Requirement: Which lines of the records contain "Elapsed"? Collect every one of them.

Records supplied:
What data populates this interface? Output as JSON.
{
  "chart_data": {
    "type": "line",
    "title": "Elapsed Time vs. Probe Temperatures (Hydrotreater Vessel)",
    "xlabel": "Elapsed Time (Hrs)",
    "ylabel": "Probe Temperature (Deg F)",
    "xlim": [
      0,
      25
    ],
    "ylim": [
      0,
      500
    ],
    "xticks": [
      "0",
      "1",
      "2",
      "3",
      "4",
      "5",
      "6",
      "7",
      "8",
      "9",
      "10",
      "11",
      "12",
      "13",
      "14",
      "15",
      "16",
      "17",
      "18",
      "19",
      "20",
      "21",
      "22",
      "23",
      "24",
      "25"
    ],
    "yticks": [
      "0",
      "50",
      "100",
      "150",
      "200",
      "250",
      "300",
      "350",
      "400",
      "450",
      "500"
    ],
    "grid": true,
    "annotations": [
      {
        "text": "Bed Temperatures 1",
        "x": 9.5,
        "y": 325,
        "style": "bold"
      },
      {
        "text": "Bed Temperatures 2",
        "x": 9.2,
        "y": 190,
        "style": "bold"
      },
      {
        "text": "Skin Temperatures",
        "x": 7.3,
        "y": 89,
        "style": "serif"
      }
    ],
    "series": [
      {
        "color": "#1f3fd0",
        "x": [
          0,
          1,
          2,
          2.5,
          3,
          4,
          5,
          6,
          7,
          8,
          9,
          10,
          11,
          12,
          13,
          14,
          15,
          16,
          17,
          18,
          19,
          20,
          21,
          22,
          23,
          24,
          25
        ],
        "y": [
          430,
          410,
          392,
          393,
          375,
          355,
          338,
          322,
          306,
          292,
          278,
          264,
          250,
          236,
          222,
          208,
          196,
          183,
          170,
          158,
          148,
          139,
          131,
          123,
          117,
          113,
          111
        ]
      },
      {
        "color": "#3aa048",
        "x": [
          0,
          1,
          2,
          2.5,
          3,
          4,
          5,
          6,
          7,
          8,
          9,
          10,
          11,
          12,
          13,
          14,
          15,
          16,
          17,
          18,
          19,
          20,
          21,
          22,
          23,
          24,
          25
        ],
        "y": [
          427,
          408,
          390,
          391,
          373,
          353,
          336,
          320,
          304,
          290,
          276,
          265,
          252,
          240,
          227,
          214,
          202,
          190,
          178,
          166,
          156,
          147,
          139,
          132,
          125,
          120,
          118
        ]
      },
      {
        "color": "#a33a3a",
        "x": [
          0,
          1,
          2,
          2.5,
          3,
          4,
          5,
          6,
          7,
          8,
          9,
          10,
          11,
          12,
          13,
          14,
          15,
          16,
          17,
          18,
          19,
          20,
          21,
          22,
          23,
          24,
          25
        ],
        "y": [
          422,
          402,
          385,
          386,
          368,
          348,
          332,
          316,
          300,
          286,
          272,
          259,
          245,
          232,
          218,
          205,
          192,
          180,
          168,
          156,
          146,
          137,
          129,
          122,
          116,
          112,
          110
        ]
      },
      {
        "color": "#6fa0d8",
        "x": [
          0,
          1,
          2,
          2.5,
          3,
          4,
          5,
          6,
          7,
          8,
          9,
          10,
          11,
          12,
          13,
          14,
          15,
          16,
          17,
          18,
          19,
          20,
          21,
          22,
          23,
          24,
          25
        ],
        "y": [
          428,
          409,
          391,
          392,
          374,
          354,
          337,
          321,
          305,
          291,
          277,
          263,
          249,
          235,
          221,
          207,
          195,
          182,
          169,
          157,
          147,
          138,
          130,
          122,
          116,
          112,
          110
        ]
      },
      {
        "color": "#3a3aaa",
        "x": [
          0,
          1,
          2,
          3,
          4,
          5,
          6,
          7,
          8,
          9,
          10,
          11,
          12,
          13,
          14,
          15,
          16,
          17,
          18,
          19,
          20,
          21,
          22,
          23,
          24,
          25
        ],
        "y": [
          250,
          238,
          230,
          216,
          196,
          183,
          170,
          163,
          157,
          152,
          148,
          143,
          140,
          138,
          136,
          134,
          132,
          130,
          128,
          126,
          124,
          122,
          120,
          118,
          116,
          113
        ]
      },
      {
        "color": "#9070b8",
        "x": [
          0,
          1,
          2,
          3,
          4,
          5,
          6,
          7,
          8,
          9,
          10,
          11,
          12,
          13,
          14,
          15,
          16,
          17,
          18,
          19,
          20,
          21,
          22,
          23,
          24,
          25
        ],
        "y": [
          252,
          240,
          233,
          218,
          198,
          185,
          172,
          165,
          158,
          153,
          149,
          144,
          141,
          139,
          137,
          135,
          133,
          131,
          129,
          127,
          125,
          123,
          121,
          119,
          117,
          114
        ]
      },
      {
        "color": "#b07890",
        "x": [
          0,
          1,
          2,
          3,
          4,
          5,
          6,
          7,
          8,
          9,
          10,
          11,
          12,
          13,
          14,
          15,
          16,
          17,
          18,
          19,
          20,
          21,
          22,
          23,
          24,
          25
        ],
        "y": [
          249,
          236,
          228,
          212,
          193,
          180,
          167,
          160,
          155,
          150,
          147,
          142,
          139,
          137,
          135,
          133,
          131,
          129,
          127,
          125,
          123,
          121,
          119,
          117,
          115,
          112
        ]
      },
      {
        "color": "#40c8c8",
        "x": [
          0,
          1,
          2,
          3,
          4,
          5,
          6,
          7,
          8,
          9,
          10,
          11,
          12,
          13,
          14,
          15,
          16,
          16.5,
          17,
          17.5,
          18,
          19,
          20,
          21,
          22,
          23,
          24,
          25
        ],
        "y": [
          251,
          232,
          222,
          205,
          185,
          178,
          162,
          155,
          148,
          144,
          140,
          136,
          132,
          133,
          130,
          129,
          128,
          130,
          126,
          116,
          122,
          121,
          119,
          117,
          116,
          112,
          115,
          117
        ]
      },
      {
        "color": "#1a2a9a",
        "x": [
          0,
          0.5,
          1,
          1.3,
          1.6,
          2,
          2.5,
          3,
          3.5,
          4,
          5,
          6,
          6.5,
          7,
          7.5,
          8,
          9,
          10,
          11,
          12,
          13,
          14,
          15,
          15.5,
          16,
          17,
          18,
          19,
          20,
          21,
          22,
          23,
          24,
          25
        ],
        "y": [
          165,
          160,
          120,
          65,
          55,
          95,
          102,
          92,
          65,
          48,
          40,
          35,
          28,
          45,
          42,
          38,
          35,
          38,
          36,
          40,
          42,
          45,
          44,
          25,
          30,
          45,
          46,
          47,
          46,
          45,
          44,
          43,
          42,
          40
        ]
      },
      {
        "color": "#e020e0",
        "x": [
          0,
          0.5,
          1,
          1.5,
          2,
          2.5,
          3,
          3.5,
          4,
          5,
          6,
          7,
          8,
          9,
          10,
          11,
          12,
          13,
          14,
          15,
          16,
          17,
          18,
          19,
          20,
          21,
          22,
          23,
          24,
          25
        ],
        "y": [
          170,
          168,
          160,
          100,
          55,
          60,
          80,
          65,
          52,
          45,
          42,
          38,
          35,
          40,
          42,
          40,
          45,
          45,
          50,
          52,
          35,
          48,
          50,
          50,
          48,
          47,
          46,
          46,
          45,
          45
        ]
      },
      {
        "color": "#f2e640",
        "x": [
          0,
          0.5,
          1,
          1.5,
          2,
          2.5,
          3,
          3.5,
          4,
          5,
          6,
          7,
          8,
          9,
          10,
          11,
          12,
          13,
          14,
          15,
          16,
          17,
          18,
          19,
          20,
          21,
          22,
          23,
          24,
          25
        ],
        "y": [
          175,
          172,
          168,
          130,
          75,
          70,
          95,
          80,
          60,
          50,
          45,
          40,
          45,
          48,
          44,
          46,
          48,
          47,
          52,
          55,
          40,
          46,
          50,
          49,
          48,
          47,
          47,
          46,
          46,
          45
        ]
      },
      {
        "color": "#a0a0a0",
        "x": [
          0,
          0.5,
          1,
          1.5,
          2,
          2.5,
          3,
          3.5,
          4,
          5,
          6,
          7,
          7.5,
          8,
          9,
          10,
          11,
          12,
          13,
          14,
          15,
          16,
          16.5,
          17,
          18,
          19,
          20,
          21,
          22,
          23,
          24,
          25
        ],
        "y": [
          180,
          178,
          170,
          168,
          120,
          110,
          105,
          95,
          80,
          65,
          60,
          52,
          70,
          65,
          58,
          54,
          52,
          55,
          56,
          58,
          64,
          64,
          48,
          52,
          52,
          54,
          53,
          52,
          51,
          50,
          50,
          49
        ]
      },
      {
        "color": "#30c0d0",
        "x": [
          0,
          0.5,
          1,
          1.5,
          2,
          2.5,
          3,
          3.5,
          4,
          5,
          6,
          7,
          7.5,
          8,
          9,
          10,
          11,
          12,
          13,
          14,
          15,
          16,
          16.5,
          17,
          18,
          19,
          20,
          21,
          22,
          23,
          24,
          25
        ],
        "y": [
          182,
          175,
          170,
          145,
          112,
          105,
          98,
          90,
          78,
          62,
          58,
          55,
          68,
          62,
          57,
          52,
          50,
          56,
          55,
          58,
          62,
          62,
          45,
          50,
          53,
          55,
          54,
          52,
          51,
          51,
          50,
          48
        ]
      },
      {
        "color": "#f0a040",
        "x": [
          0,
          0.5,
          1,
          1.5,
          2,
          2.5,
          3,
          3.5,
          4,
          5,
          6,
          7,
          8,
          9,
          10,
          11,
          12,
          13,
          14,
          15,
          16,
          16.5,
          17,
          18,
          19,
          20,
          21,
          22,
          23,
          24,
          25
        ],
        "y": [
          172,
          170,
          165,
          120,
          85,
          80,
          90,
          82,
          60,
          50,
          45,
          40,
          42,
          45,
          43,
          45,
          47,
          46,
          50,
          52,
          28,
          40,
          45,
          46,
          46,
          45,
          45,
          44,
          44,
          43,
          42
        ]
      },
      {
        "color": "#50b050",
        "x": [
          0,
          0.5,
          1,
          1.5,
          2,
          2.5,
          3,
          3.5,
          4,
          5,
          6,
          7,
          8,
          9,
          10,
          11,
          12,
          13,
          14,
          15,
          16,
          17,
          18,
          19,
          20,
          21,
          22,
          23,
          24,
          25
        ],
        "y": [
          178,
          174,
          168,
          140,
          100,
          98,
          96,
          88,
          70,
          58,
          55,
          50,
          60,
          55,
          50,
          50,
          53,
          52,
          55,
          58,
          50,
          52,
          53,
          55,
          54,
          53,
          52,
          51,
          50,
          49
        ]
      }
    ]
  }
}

Exercise output:
    "title": "Elapsed Time vs. Probe Temperatures (Hydrotreater Vessel)",
    "xlabel": "Elapsed Time (Hrs)",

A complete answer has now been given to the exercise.